#### Prompt:
Quote the entries word for word. Omit the pictures.

* START Data records *

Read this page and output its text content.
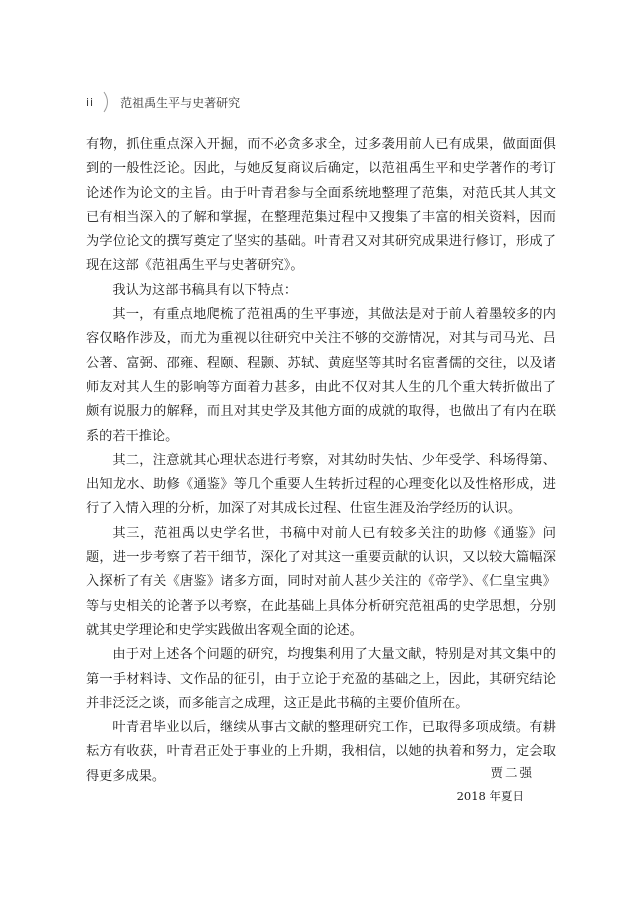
ii 范祖禹生平与史著研究

有物，抓住重点深入开掘，而不必贪多求全，过多袭用前人已有成果，做面面俱到的一般性泛论。因此，与她反复商议后确定，以范祖禹生平和史学著作的考订论述作为论文的主旨。由于叶青君参与全面系统地整理了范集，对范氏其人其文已有相当深入的了解和掌握，在整理范集过程中又搜集了丰富的相关资料，因而为学位论文的撰写奠定了坚实的基础。叶青君又对其研究成果进行修订，形成了现在这部《范祖禹生平与史著研究》。

我认为这部书稿具有以下特点：

其一，有重点地爬梳了范祖禹的生平事迹，其做法是对于前人着墨较多的内容仅略作涉及，而尤为重视以往研究中关注不够的交游情况，对其与司马光、吕公著、富弼、邵雍、程颐、程颢、苏轼、黄庭坚等其时名宦耆儒的交往，以及诸师友对其人生的影响等方面着力甚多，由此不仅对其人生的几个重大转折做出了颇有说服力的解释，而且对其史学及其他方面的成就的取得，也做出了有内在联系的若干推论。

其二，注意就其心理状态进行考察，对其幼时失怙、少年受学、科场得第、出知龙水、助修《通鉴》等几个重要人生转折过程的心理变化以及性格形成，进行了入情入理的分析，加深了对其成长过程、仕宦生涯及治学经历的认识。

其三，范祖禹以史学名世，书稿中对前人已有较多关注的助修《通鉴》问题，进一步考察了若干细节，深化了对其这一重要贡献的认识，又以较大篇幅深入探析了有关《唐鉴》诸多方面，同时对前人甚少关注的《帝学》、《仁皇宝典》等与史相关的论著予以考察，在此基础上具体分析研究范祖禹的史学思想，分别就其史学理论和史学实践做出客观全面的论述。

由于对上述各个问题的研究，均搜集利用了大量文献，特别是对其文集中的第一手材料诗、文作品的征引，由于立论于充盈的基础之上，因此，其研究结论并非泛泛之谈，而多能言之成理，这正是此书稿的主要价值所在。

叶青君毕业以后，继续从事古文献的整理研究工作，已取得多项成绩。有耕耘方有收获，叶青君正处于事业的上升期，我相信，以她的执着和努力，定会取得更多成果。	贾二强
2018 年夏日
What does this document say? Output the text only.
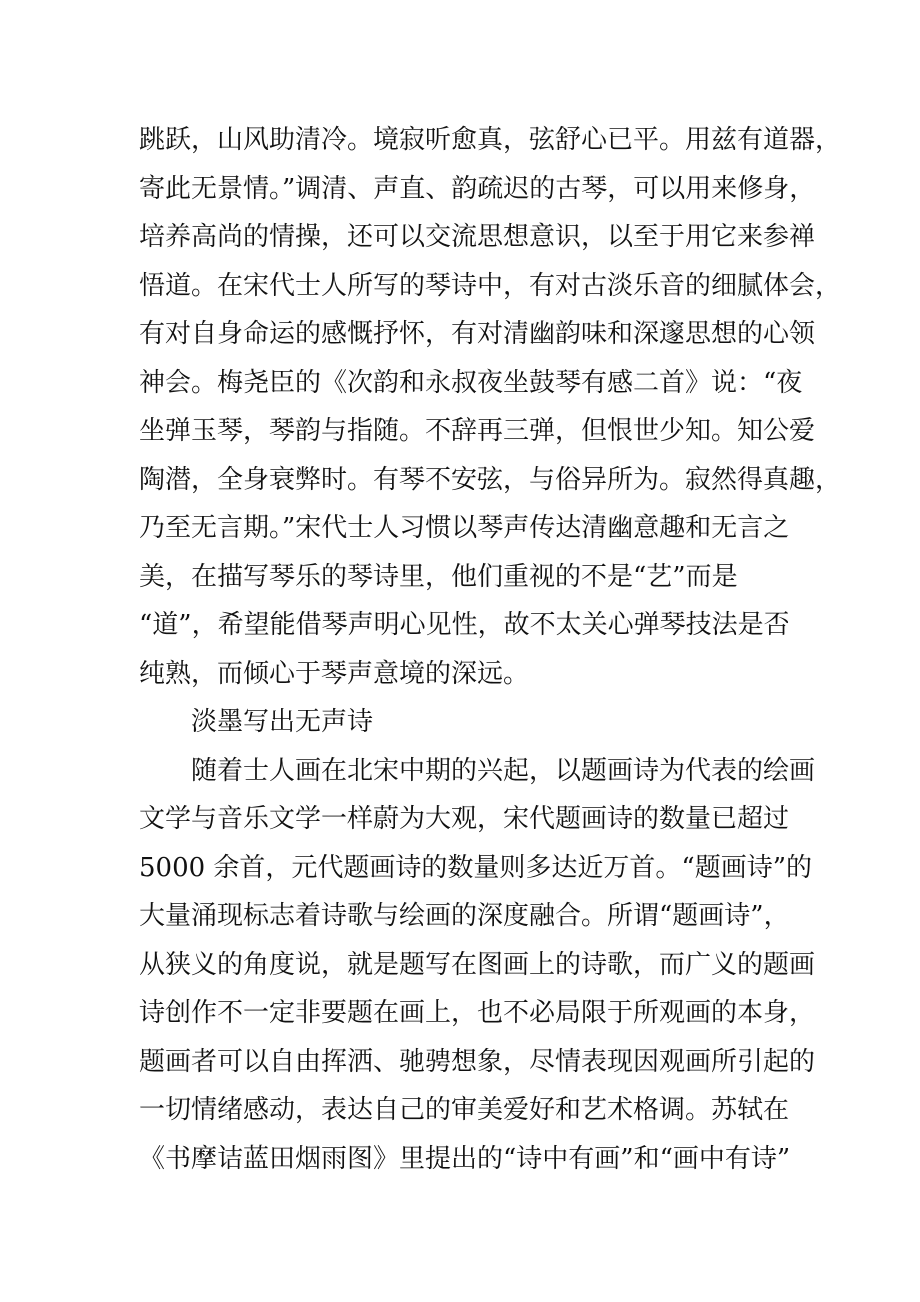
跳跃，山风助清冷。境寂听愈真，弦舒心已平。用兹有道器，
寄此无景情。”调清、声直、韵疏迟的古琴，可以用来修身，
培养高尚的情操，还可以交流思想意识，以至于用它来参禅
悟道。在宋代士人所写的琴诗中，有对古淡乐音的细腻体会，
有对自身命运的感慨抒怀，有对清幽韵味和深邃思想的心领
神会。梅尧臣的《次韵和永叔夜坐鼓琴有感二首》说：“夜
坐弹玉琴，琴韵与指随。不辞再三弹，但恨世少知。知公爱
陶潜，全身衰弊时。有琴不安弦，与俗异所为。寂然得真趣，
乃至无言期。”宋代士人习惯以琴声传达清幽意趣和无言之
美，在描写琴乐的琴诗里，他们重视的不是“艺”而是
“道”，希望能借琴声明心见性，故不太关心弹琴技法是否
纯熟，而倾心于琴声意境的深远。
淡墨写出无声诗
随着士人画在北宋中期的兴起，以题画诗为代表的绘画
文学与音乐文学一样蔚为大观，宋代题画诗的数量已超过
5000 余首，元代题画诗的数量则多达近万首。“题画诗”的
大量涌现标志着诗歌与绘画的深度融合。所谓“题画诗”，
从狭义的角度说，就是题写在图画上的诗歌，而广义的题画
诗创作不一定非要题在画上，也不必局限于所观画的本身，
题画者可以自由挥洒、驰骋想象，尽情表现因观画所引起的
一切情绪感动，表达自己的审美爱好和艺术格调。苏轼在
《书摩诘蓝田烟雨图》里提出的“诗中有画”和“画中有诗”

* END Data records *

#### Task output:
Read this page and output its text content.
ii 范祖禹生平与史著研究

有物，抓住重点深入开掘，而不必贪多求全，过多袭用前人已有成果，做面面俱到的一般性泛论。因此，与她反复商议后确定，以范祖禹生平和史学著作的考订论述作为论文的主旨。由于叶青君参与全面系统地整理了范集，对范氏其人其文已有相当深入的了解和掌握，在整理范集过程中又搜集了丰富的相关资料，因而为学位论文的撰写奠定了坚实的基础。叶青君又对其研究成果进行修订，形成了现在这部《范祖禹生平与史著研究》。

我认为这部书稿具有以下特点：

其一，有重点地爬梳了范祖禹的生平事迹，其做法是对于前人着墨较多的内容仅略作涉及，而尤为重视以往研究中关注不够的交游情况，对其与司马光、吕公著、富弼、邵雍、程颐、程颢、苏轼、黄庭坚等其时名宦耆儒的交往，以及诸师友对其人生的影响等方面着力甚多，由此不仅对其人生的几个重大转折做出了颇有说服力的解释，而且对其史学及其他方面的成就的取得，也做出了有内在联系的若干推论。

其二，注意就其心理状态进行考察，对其幼时失怙、少年受学、科场得第、出知龙水、助修《通鉴》等几个重要人生转折过程的心理变化以及性格形成，进行了入情入理的分析，加深了对其成长过程、仕宦生涯及治学经历的认识。

其三，范祖禹以史学名世，书稿中对前人已有较多关注的助修《通鉴》问题，进一步考察了若干细节，深化了对其这一重要贡献的认识，又以较大篇幅深入探析了有关《唐鉴》诸多方面，同时对前人甚少关注的《帝学》、《仁皇宝典》等与史相关的论著予以考察，在此基础上具体分析研究范祖禹的史学思想，分别就其史学理论和史学实践做出客观全面的论述。

由于对上述各个问题的研究，均搜集利用了大量文献，特别是对其文集中的第一手材料诗、文作品的征引，由于立论于充盈的基础之上，因此，其研究结论并非泛泛之谈，而多能言之成理，这正是此书稿的主要价值所在。

叶青君毕业以后，继续从事古文献的整理研究工作，已取得多项成绩。有耕耘方有收获，叶青君正处于事业的上升期，我相信，以她的执着和努力，定会取得更多成果。	贾二强
2018 年夏日
What does this document say? Output the text only.
跳跃，山风助清冷。境寂听愈真，弦舒心已平。用兹有道器，
寄此无景情。”调清、声直、韵疏迟的古琴，可以用来修身，
培养高尚的情操，还可以交流思想意识，以至于用它来参禅
悟道。在宋代士人所写的琴诗中，有对古淡乐音的细腻体会，
有对自身命运的感慨抒怀，有对清幽韵味和深邃思想的心领
神会。梅尧臣的《次韵和永叔夜坐鼓琴有感二首》说：“夜
坐弹玉琴，琴韵与指随。不辞再三弹，但恨世少知。知公爱
陶潜，全身衰弊时。有琴不安弦，与俗异所为。寂然得真趣，
乃至无言期。”宋代士人习惯以琴声传达清幽意趣和无言之
美，在描写琴乐的琴诗里，他们重视的不是“艺”而是
“道”，希望能借琴声明心见性，故不太关心弹琴技法是否
纯熟，而倾心于琴声意境的深远。
淡墨写出无声诗
随着士人画在北宋中期的兴起，以题画诗为代表的绘画
文学与音乐文学一样蔚为大观，宋代题画诗的数量已超过
5000 余首，元代题画诗的数量则多达近万首。“题画诗”的
大量涌现标志着诗歌与绘画的深度融合。所谓“题画诗”，
从狭义的角度说，就是题写在图画上的诗歌，而广义的题画
诗创作不一定非要题在画上，也不必局限于所观画的本身，
题画者可以自由挥洒、驰骋想象，尽情表现因观画所引起的
一切情绪感动，表达自己的审美爱好和艺术格调。苏轼在
《书摩诘蓝田烟雨图》里提出的“诗中有画”和“画中有诗”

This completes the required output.